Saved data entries
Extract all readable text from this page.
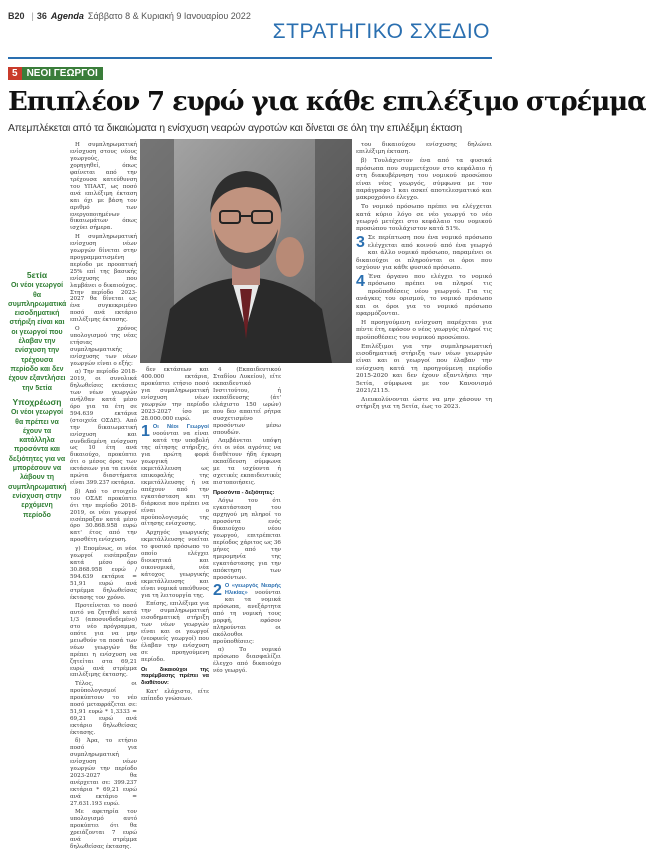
B20 | 36 Agenda Σάββατο 8 & Κυριακή 9 Ιανουαρίου 2022
ΣΤΡΑΤΗΓΙΚΟ ΣΧΕΔΙΟ
5 ΝΕΟΙ ΓΕΩΡΓΟΙ
Επιπλέον 7 ευρώ για κάθε επιλέξιμο στρέμμα
Απεμπλέκεται από τα δικαιώματα η ενίσχυση νεαρών αγροτών και δίνεται σε όλη την επιλέξιμη έκταση
5ετία
Οι νέοι γεωργοί θα συμπληρωματικά εισοδηματική στήριξη είναι και οι γεωργοί που έλαβαν την ενίσχυση την τρέχουσα περίοδο και δεν έχουν εξαντλήσει την 5ετία
Υποχρέωση
Οι νέοι γεωργοί θα πρέπει να έχουν τα κατάλληλα προσόντα και δεξιότητες για να μπορέσουν να λάβουν τη συμπληρωματική ενίσχυση στην ερχόμενη περίοδο

Η συμπληρωματική ενίσχυση στους νέους γεωργούς, θα χορηγηθεί, όπως φαίνεται από την τρέχουσα κατεύθυνση του ΥΠΑΑΤ, ως ποσό ανά επιλέξιμη έκταση και όχι με βάση τον αριθμό των ενεργοποιημένων δικαιωμάτων όπως ισχύει σήμερα.

Η συμπληρωματική ενίσχυση νέων γεωργών δίνεται στην προγραμματισμένη περίοδο με προοπτική 25% επί της βασικής ενίσχυσης που λαμβάνει ο δικαιούχος. Στην περίοδο 2023-2027 θα δίνεται ως ένα συγκεκριμένο ποσό ανά εκτάριο επιλέξιμης έκτασης.

Ο χρόνος υπολογισμού της νέας ετήσιας συμπληρωματικής ενίσχυσης των νέων γεωργών είναι ο εξής:

α) Την περίοδο 2018-2019, οι συνολικά δηλωθείσες εκτάσεις των νέων γεωργών ανήλθαν κατά μέσο όρο για τα έτη σε 594.639 εκτάρια (στοιχεία ΟΣΔΕ). Από την δικαιωματική ενίσχυση και συνδεδεμένη ενίσχυση ως 10 έτη ανά δικαιούχο, προκύπτει ότι ο μέσος όρος των εκτάσεων για τα εννέα πρώτα διαστήματα είναι 399.237 εκτάρια.

β) Από το στοιχείο του ΟΣΔΕ προκύπτει ότι την περίοδο 2018-2019, οι νέοι γεωργοί εισέπραξαν κατά μέσο όρο 30.868.958 ευρώ κατ' έτος από την προσθέτη ενίσχυση.

γ) Επομένως, οι νέοι γεωργοί εισέπραξαν κατά μέσο όρο 30.868.958 ευρώ / 594.639 εκτάρια = 51,91 ευρώ ανά στρέμμα δηλωθείσας έκτασης τον χρόνο.

Προτείνεται το ποσό αυτό να ζητηθεί κατά 1/3 (αποσυνδεδεμένο) στο νέο πρόγραμμα, οπότε για να μην μειωθούν τα ποσά των νέων γεωργών θα πρέπει η ενίσχυση να ζητείται στα 69,21 ευρώ ανά στρέμμα επιλέξιμης έκτασης.

Τέλος, οι προϋπολογισμοί προκύπτουν το νέο ποσό μεταφράζεται σε: 51,91 ευρώ * 1,3333 = 69,21 ευρώ ανά εκτάριο δηλωθείσας έκτασης.

δ) Άρα, το ετήσιο ποσό για συμπληρωματική ενίσχυση νέων γεωργών την περίοδο 2023-2027 θα ανέρχεται σε: 399.237 εκτάρια * 69,21 ευρώ ανά εκτάριο = 27.631.193 ευρώ.

Με αφετηρία τον υπολογισμό αυτό προκύπτει ότι θα χρειάζονται 7 ευρώ ανά στρέμμα δηλωθείσας έκτασης.

δεν εκτάσεων και 400.000 εκτάρια, προκύπτει ετήσιο ποσό για συμπληρωματική ενίσχυση νέων γεωργών την περίοδο 2023-2027 ίσο με 28.000.000 ευρώ.

1 Οι Νέοι Γεωργοί νοούνται να είναι κατά την υποβολή της αίτησης στήριξης, για πρώτη φορά γεωργική εκμετάλλευση ως επικεφαλής της εκμετάλλευσης ή να απέχουν από την εγκατάσταση και τη διάρκεια που πρέπει να είναι ο προϋπολογισμός της αίτησης ενίσχυσης.

Αρχηγός γεωργικής εκμετάλλευσης νοείται το φυσικό πρόσωπο το οποίο ελέγχει διοικητικά και οικονομικά, νέα κάτοχος γεωργικής εκμετάλλευσης και είναι νομικά υπεύθυνος για τη λειτουργία της.

Επίσης, επιλέξιμα για την συμπληρωματική εισοδηματική στήριξη των νέων γεωργών είναι και οι γεωργοί (νεοφυείς γεωργοί) που έλαβαν την ενίσχυση σε προηγούμενη περίοδο.

Οι δικαιούχοι της παρέμβασης πρέπει να διαθέτουν:

Κατ' ελάχιστο, είτε επίπεδο γνώσεων.

4 (Εκπαιδευτικού Σταδίου Λυκείου), είτε εκπαιδευτικό Ινστιτούτου, ή εκπαίδευσης (άτ' ελάχιστο 150 ωρών) που δεν απαιτεί ρήτρα συσχετισμένο προσόντων μέσω σπουδών.

Λαμβάνεται υπόψη ότι οι νέοι αγρότες να διαθέτουν ήδη έγκυρη εκπαίδευση σύμφωνα με τα ισχύοντα ή σχετικές εκπαιδευτικές πιστοποιήσεις.

Προσόντα - δεξιότητες:

Λόγω του ότι εγκατάσταση του αρχηγού μη πληροί το προσόντα ενός δικαιούχου νέου γεωργού, επιτρέπεται περίοδος χάριτος ως 36 μήνες από την ημερομηνία της εγκατάστασης για την απόκτηση των προσόντων.

2 Ο «γεωργός Νεαρής Ηλικίας» νοούνται και τα νομικά πρόσωπα, ανεξάρτητα από τη νομική τους μορφή, εφόσον πληρούνται οι ακόλουθοι προϋποθέσεις:

α) Το νομικό πρόσωπο διασφαλίζει έλεγχο από δικαιούχο νέο γεωργό.

του δικαιούχου ενίσχυσης δηλώνει επιλέξιμη έκταση.

β) Τουλάχιστον ένα από τα φυσικά πρόσωπα που συμμετέχουν στο κεφάλαιο ή στη διακυβέρνηση του νομικού προσώπου είναι νέος γεωργός, σύμφωνα με τον παράγραφο 1 και ασκεί αποτελεσματικό και μακροχρόνιο έλεγχο.

Το νομικό πρόσωπο πρέπει να ελέγχεται κατά κύριο λόγο σε νέο γεωργό το νέο γεωργό μετέχει στο κεφάλαιο του νομικού προσώπου τουλάχιστον κατά 51%.

3 Σε περίπτωση που ένα νομικό πρόσωπο ελέγχεται από κοινού από ένα γεωργό και άλλο νομικό πρόσωπο, παραμένει οι δικαιούχοι οι πληρούνται οι όροι που ισχύουν για κάθε φυσικό πρόσωπο.

4 Ένα όργανο που ελέγχει το νομικό πρόσωπο πρέπει να πληροί τις προϋποθέσεις νέου γεωργού. Για τις ανάγκες του ορισμού, το νομικό πρόσωπο και οι όροι για το νομικό πρόσωπο εφαρμόζονται.

Η προηγούμενη ενίσχυση παρέχεται για πέντε έτη, εφόσον ο νέος γεωργός πληροί τις προϋποθέσεις του νομικού προσώπου.

Επιλέξιμοι για την συμπληρωματική εισοδηματική στήριξη των νέων γεωργών είναι και οι γεωργοί που έλαβαν την ενίσχυση κατά τη προηγούμενη περίοδο 2015-2020 και δεν έχουν εξαντλήσει την 5ετία, σύμφωνα με τον Κανονισμό 2021/2115.

Διευκολύνονται ώστε να μην χάσουν τη στήριξη για τη 5ετία, έως το 2023.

What is asked: The records above are to be quoted exactly, with all pictures left out.

Exercise solution:
Extract all readable text from this page.
B20 | 36 Agenda Σάββατο 8 & Κυριακή 9 Ιανουαρίου 2022
ΣΤΡΑΤΗΓΙΚΟ ΣΧΕΔΙΟ
5 ΝΕΟΙ ΓΕΩΡΓΟΙ
Επιπλέον 7 ευρώ για κάθε επιλέξιμο στρέμμα
Απεμπλέκεται από τα δικαιώματα η ενίσχυση νεαρών αγροτών και δίνεται σε όλη την επιλέξιμη έκταση
5ετία
Οι νέοι γεωργοί θα συμπληρωματικά εισοδηματική στήριξη είναι και οι γεωργοί που έλαβαν την ενίσχυση την τρέχουσα περίοδο και δεν έχουν εξαντλήσει την 5ετία
Υποχρέωση
Οι νέοι γεωργοί θα πρέπει να έχουν τα κατάλληλα προσόντα και δεξιότητες για να μπορέσουν να λάβουν τη συμπληρωματική ενίσχυση στην ερχόμενη περίοδο

Η συμπληρωματική ενίσχυση στους νέους γεωργούς, θα χορηγηθεί, όπως φαίνεται από την τρέχουσα κατεύθυνση του ΥΠΑΑΤ, ως ποσό ανά επιλέξιμη έκταση και όχι με βάση τον αριθμό των ενεργοποιημένων δικαιωμάτων όπως ισχύει σήμερα.

Η συμπληρωματική ενίσχυση νέων γεωργών δίνεται στην προγραμματισμένη περίοδο με προοπτική 25% επί της βασικής ενίσχυσης που λαμβάνει ο δικαιούχος. Στην περίοδο 2023-2027 θα δίνεται ως ένα συγκεκριμένο ποσό ανά εκτάριο επιλέξιμης έκτασης.

Ο χρόνος υπολογισμού της νέας ετήσιας συμπληρωματικής ενίσχυσης των νέων γεωργών είναι ο εξής:

α) Την περίοδο 2018-2019, οι συνολικά δηλωθείσες εκτάσεις των νέων γεωργών ανήλθαν κατά μέσο όρο για τα έτη σε 594.639 εκτάρια (στοιχεία ΟΣΔΕ). Από την δικαιωματική ενίσχυση και συνδεδεμένη ενίσχυση ως 10 έτη ανά δικαιούχο, προκύπτει ότι ο μέσος όρος των εκτάσεων για τα εννέα πρώτα διαστήματα είναι 399.237 εκτάρια.

β) Από το στοιχείο του ΟΣΔΕ προκύπτει ότι την περίοδο 2018-2019, οι νέοι γεωργοί εισέπραξαν κατά μέσο όρο 30.868.958 ευρώ κατ' έτος από την προσθέτη ενίσχυση.

γ) Επομένως, οι νέοι γεωργοί εισέπραξαν κατά μέσο όρο 30.868.958 ευρώ / 594.639 εκτάρια = 51,91 ευρώ ανά στρέμμα δηλωθείσας έκτασης τον χρόνο.

Προτείνεται το ποσό αυτό να ζητηθεί κατά 1/3 (αποσυνδεδεμένο) στο νέο πρόγραμμα, οπότε για να μην μειωθούν τα ποσά των νέων γεωργών θα πρέπει η ενίσχυση να ζητείται στα 69,21 ευρώ ανά στρέμμα επιλέξιμης έκτασης.

Τέλος, οι προϋπολογισμοί προκύπτουν το νέο ποσό μεταφράζεται σε: 51,91 ευρώ * 1,3333 = 69,21 ευρώ ανά εκτάριο δηλωθείσας έκτασης.

δ) Άρα, το ετήσιο ποσό για συμπληρωματική ενίσχυση νέων γεωργών την περίοδο 2023-2027 θα ανέρχεται σε: 399.237 εκτάρια * 69,21 ευρώ ανά εκτάριο = 27.631.193 ευρώ.

Με αφετηρία τον υπολογισμό αυτό προκύπτει ότι θα χρειάζονται 7 ευρώ ανά στρέμμα δηλωθείσας έκτασης.

δεν εκτάσεων και 400.000 εκτάρια, προκύπτει ετήσιο ποσό για συμπληρωματική ενίσχυση νέων γεωργών την περίοδο 2023-2027 ίσο με 28.000.000 ευρώ.

1 Οι Νέοι Γεωργοί νοούνται να είναι κατά την υποβολή της αίτησης στήριξης, για πρώτη φορά γεωργική εκμετάλλευση ως επικεφαλής της εκμετάλλευσης ή να απέχουν από την εγκατάσταση και τη διάρκεια που πρέπει να είναι ο προϋπολογισμός της αίτησης ενίσχυσης.

Αρχηγός γεωργικής εκμετάλλευσης νοείται το φυσικό πρόσωπο το οποίο ελέγχει διοικητικά και οικονομικά, νέα κάτοχος γεωργικής εκμετάλλευσης και είναι νομικά υπεύθυνος για τη λειτουργία της.

Επίσης, επιλέξιμα για την συμπληρωματική εισοδηματική στήριξη των νέων γεωργών είναι και οι γεωργοί (νεοφυείς γεωργοί) που έλαβαν την ενίσχυση σε προηγούμενη περίοδο.

Οι δικαιούχοι της παρέμβασης πρέπει να διαθέτουν:

Κατ' ελάχιστο, είτε επίπεδο γνώσεων.

4 (Εκπαιδευτικού Σταδίου Λυκείου), είτε εκπαιδευτικό Ινστιτούτου, ή εκπαίδευσης (άτ' ελάχιστο 150 ωρών) που δεν απαιτεί ρήτρα συσχετισμένο προσόντων μέσω σπουδών.

Λαμβάνεται υπόψη ότι οι νέοι αγρότες να διαθέτουν ήδη έγκυρη εκπαίδευση σύμφωνα με τα ισχύοντα ή σχετικές εκπαιδευτικές πιστοποιήσεις.

Προσόντα - δεξιότητες:

Λόγω του ότι εγκατάσταση του αρχηγού μη πληροί το προσόντα ενός δικαιούχου νέου γεωργού, επιτρέπεται περίοδος χάριτος ως 36 μήνες από την ημερομηνία της εγκατάστασης για την απόκτηση των προσόντων.

2 Ο «γεωργός Νεαρής Ηλικίας» νοούνται και τα νομικά πρόσωπα, ανεξάρτητα από τη νομική τους μορφή, εφόσον πληρούνται οι ακόλουθοι προϋποθέσεις:

α) Το νομικό πρόσωπο διασφαλίζει έλεγχο από δικαιούχο νέο γεωργό.

του δικαιούχου ενίσχυσης δηλώνει επιλέξιμη έκταση.

β) Τουλάχιστον ένα από τα φυσικά πρόσωπα που συμμετέχουν στο κεφάλαιο ή στη διακυβέρνηση του νομικού προσώπου είναι νέος γεωργός, σύμφωνα με τον παράγραφο 1 και ασκεί αποτελεσματικό και μακροχρόνιο έλεγχο.

Το νομικό πρόσωπο πρέπει να ελέγχεται κατά κύριο λόγο σε νέο γεωργό το νέο γεωργό μετέχει στο κεφάλαιο του νομικού προσώπου τουλάχιστον κατά 51%.

3 Σε περίπτωση που ένα νομικό πρόσωπο ελέγχεται από κοινού από ένα γεωργό και άλλο νομικό πρόσωπο, παραμένει οι δικαιούχοι οι πληρούνται οι όροι που ισχύουν για κάθε φυσικό πρόσωπο.

4 Ένα όργανο που ελέγχει το νομικό πρόσωπο πρέπει να πληροί τις προϋποθέσεις νέου γεωργού. Για τις ανάγκες του ορισμού, το νομικό πρόσωπο και οι όροι για το νομικό πρόσωπο εφαρμόζονται.

Η προηγούμενη ενίσχυση παρέχεται για πέντε έτη, εφόσον ο νέος γεωργός πληροί τις προϋποθέσεις του νομικού προσώπου.

Επιλέξιμοι για την συμπληρωματική εισοδηματική στήριξη των νέων γεωργών είναι και οι γεωργοί που έλαβαν την ενίσχυση κατά τη προηγούμενη περίοδο 2015-2020 και δεν έχουν εξαντλήσει την 5ετία, σύμφωνα με τον Κανονισμό 2021/2115.

Διευκολύνονται ώστε να μην χάσουν τη στήριξη για τη 5ετία, έως το 2023.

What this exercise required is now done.